--- begin Input for this task ---

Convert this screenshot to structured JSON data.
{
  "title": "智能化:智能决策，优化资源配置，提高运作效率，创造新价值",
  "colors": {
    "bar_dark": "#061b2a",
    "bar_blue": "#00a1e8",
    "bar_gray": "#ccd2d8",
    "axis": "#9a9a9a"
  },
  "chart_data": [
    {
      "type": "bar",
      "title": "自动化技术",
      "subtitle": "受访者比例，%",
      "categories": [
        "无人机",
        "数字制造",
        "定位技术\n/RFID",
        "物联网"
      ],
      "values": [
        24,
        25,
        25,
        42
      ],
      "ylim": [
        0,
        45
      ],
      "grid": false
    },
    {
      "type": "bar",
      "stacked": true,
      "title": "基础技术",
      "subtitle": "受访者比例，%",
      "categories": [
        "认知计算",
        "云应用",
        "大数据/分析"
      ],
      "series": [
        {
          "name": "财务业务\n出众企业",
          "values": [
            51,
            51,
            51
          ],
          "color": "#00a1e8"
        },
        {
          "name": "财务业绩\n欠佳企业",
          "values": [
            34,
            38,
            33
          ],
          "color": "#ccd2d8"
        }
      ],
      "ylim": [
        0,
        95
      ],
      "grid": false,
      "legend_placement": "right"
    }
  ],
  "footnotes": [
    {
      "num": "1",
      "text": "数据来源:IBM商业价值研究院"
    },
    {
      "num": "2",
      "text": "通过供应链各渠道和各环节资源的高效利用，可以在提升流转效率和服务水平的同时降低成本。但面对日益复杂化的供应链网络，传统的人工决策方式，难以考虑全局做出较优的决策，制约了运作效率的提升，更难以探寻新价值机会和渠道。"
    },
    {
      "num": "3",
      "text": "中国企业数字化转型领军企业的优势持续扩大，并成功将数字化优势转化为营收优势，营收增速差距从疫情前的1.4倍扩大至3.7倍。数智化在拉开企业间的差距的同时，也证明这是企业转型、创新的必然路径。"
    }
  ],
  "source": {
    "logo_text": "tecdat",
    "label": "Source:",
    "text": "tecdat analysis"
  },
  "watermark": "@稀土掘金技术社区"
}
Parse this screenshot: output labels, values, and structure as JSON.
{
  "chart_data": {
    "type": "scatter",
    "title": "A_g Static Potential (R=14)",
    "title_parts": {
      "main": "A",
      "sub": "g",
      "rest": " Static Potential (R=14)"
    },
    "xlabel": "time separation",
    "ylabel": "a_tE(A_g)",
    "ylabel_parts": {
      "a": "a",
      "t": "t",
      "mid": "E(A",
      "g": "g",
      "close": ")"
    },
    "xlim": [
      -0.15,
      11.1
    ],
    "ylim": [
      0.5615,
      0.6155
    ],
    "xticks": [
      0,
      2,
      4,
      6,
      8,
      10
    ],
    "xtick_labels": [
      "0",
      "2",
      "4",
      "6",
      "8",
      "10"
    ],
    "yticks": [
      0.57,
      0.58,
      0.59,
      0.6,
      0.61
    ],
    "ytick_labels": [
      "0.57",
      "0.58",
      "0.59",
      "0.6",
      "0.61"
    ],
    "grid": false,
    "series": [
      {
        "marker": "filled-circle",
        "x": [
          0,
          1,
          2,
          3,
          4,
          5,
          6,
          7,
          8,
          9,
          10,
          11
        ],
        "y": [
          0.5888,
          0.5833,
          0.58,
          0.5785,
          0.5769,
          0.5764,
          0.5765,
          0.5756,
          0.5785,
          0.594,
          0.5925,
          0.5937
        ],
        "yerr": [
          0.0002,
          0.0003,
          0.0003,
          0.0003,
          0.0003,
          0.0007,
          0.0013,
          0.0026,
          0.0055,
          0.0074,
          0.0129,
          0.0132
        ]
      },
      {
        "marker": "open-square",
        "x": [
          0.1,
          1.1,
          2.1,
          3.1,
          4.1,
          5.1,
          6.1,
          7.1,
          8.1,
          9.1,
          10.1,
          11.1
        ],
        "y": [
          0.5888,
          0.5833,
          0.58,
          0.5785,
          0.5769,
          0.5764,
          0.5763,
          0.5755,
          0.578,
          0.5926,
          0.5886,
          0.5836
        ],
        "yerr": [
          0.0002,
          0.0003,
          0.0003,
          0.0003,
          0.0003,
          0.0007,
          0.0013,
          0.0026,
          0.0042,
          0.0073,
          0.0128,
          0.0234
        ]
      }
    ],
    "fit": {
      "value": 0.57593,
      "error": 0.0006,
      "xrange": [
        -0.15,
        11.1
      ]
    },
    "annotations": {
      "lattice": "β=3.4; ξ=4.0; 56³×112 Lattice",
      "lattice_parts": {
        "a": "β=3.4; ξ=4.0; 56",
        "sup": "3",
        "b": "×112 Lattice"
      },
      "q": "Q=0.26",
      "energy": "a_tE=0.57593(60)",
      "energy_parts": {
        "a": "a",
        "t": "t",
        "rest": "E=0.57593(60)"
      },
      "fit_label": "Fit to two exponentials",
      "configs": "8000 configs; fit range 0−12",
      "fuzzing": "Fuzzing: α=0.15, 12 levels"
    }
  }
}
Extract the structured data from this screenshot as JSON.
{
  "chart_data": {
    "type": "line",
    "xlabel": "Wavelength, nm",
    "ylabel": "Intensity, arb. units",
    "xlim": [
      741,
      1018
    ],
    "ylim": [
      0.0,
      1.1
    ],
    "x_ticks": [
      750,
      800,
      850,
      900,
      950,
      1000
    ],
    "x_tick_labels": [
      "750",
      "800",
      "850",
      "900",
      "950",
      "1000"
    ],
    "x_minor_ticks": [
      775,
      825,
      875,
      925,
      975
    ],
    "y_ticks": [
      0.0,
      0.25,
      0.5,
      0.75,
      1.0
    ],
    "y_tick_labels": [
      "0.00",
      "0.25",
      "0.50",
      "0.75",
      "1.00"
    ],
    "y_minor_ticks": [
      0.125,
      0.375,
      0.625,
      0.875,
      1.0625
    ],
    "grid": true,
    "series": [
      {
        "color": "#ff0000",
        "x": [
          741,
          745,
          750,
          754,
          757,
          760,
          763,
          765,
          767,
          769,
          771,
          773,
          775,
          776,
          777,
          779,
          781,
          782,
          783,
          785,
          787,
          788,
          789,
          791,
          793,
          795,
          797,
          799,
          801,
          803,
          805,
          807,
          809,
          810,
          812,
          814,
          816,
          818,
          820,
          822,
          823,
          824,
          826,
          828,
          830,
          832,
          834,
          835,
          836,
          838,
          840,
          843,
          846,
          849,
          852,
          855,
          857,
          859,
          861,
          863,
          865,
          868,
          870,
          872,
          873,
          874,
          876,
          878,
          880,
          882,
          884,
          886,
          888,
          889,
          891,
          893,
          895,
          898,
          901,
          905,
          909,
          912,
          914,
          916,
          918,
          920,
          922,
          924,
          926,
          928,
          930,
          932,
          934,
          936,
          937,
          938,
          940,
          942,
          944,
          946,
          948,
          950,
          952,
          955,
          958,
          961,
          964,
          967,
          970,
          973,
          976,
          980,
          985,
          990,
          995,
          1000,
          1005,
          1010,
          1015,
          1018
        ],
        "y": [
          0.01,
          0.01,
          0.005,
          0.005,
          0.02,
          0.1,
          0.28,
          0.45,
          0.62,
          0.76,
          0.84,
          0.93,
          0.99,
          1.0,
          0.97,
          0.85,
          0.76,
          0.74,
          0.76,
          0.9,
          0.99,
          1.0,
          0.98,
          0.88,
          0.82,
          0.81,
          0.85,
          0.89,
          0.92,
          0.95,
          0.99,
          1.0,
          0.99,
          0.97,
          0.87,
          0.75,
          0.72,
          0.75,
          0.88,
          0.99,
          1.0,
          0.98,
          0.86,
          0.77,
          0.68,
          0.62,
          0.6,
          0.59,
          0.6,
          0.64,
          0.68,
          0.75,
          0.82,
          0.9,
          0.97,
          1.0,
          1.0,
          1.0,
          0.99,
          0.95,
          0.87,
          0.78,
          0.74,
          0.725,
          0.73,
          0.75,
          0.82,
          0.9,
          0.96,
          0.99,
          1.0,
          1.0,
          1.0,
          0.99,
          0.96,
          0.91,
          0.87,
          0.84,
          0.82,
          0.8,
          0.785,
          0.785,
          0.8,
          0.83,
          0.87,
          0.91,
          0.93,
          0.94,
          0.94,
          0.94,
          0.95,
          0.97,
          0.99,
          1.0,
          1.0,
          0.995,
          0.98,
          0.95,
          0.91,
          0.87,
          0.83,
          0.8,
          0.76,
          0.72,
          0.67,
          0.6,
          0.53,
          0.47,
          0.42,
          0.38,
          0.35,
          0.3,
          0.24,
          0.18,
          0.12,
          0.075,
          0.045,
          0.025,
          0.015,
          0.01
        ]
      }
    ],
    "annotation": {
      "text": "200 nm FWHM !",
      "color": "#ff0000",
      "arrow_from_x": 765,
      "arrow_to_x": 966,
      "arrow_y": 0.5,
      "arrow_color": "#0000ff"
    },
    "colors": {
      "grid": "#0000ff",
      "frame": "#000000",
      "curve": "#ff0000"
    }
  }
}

--- end Input for this task ---

**Exercise requirements**
Filter the records down to the lines that contain the string "JSON", and copy those lines.

**Response**
Convert this screenshot to structured JSON data.
Parse this screenshot: output labels, values, and structure as JSON.
Extract the structured data from this screenshot as JSON.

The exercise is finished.